== Dataset excerpts
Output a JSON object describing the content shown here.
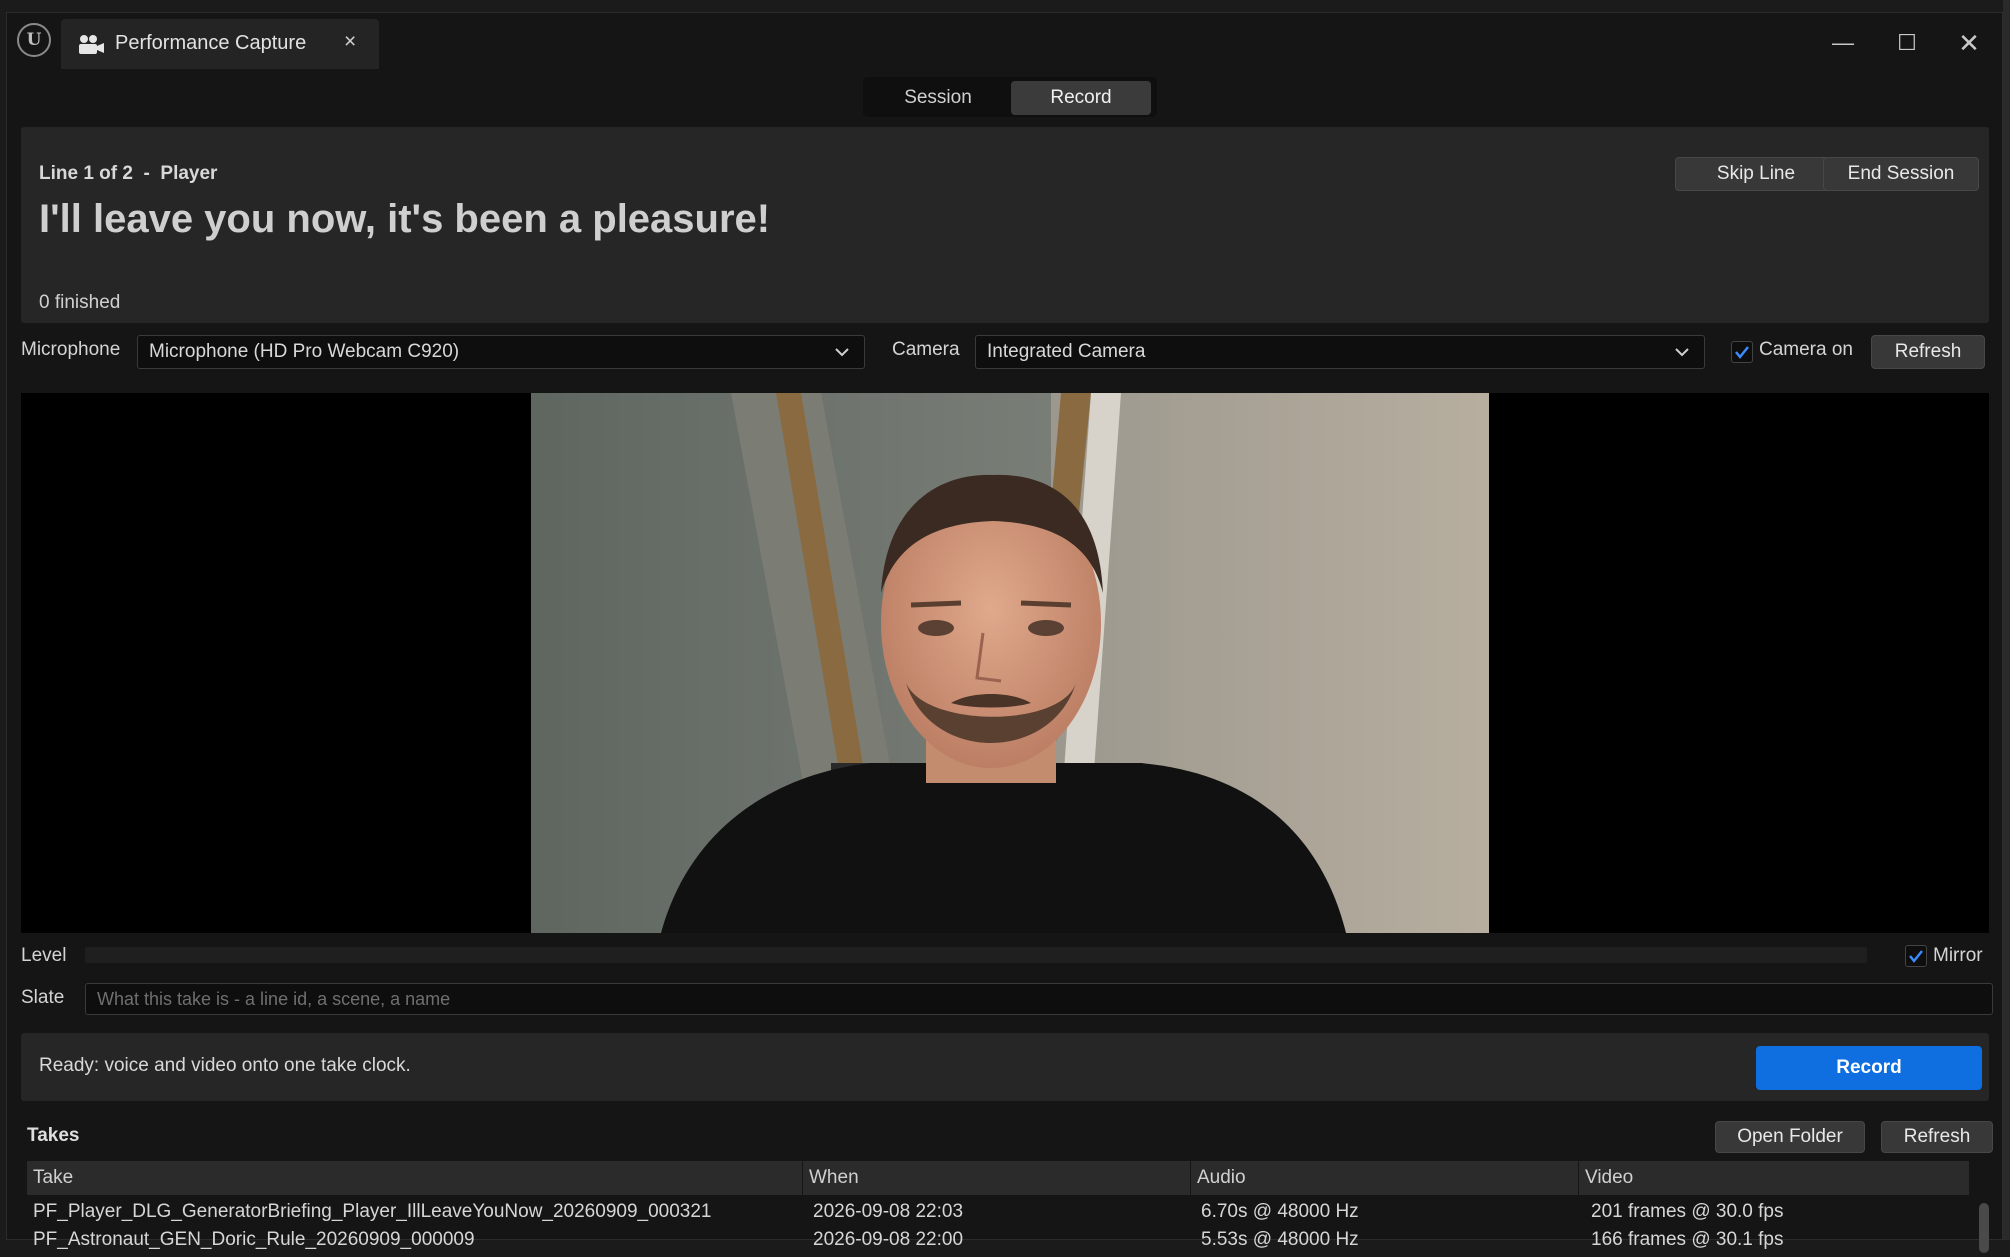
{
  "window": {
    "tab_title": "Performance Capture",
    "tab_close": "×",
    "min": "—",
    "max": "☐",
    "close": "✕"
  },
  "mode_tabs": {
    "session": "Session",
    "record": "Record",
    "active": "Record"
  },
  "line_panel": {
    "header": "Line 1 of 2  -  Player",
    "text": "I'll leave you now, it's been a pleasure!",
    "finished": "0 finished",
    "skip_label": "Skip Line",
    "end_label": "End Session"
  },
  "devices": {
    "microphone_label": "Microphone",
    "microphone_value": "Microphone (HD Pro Webcam C920)",
    "camera_label": "Camera",
    "camera_value": "Integrated Camera",
    "camera_on_label": "Camera on",
    "camera_on_checked": true,
    "refresh_label": "Refresh"
  },
  "level": {
    "label": "Level",
    "mirror_label": "Mirror",
    "mirror_checked": true
  },
  "slate": {
    "label": "Slate",
    "placeholder": "What this take is - a line id, a scene, a name"
  },
  "status": {
    "text": "Ready: voice and video onto one take clock.",
    "record_label": "Record"
  },
  "takes": {
    "title": "Takes",
    "open_folder_label": "Open Folder",
    "refresh_label": "Refresh",
    "columns": [
      "Take",
      "When",
      "Audio",
      "Video"
    ],
    "rows": [
      [
        "PF_Player_DLG_GeneratorBriefing_Player_IllLeaveYouNow_20260909_000321",
        "2026-09-08 22:03",
        "6.70s @ 48000 Hz",
        "201 frames @ 30.0 fps"
      ],
      [
        "PF_Astronaut_GEN_Doric_Rule_20260909_000009",
        "2026-09-08 22:00",
        "5.53s @ 48000 Hz",
        "166 frames @ 30.1 fps"
      ]
    ]
  },
  "colors": {
    "accent": "#0f6fe0",
    "panel": "#262626",
    "background": "#151515"
  }
}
====
→ **Direction**: Filter the entries down to the lines with the word "frames" in them.

→ **Answer to the exercise**:
        "201 frames @ 30.0 fps"
        "166 frames @ 30.1 fps"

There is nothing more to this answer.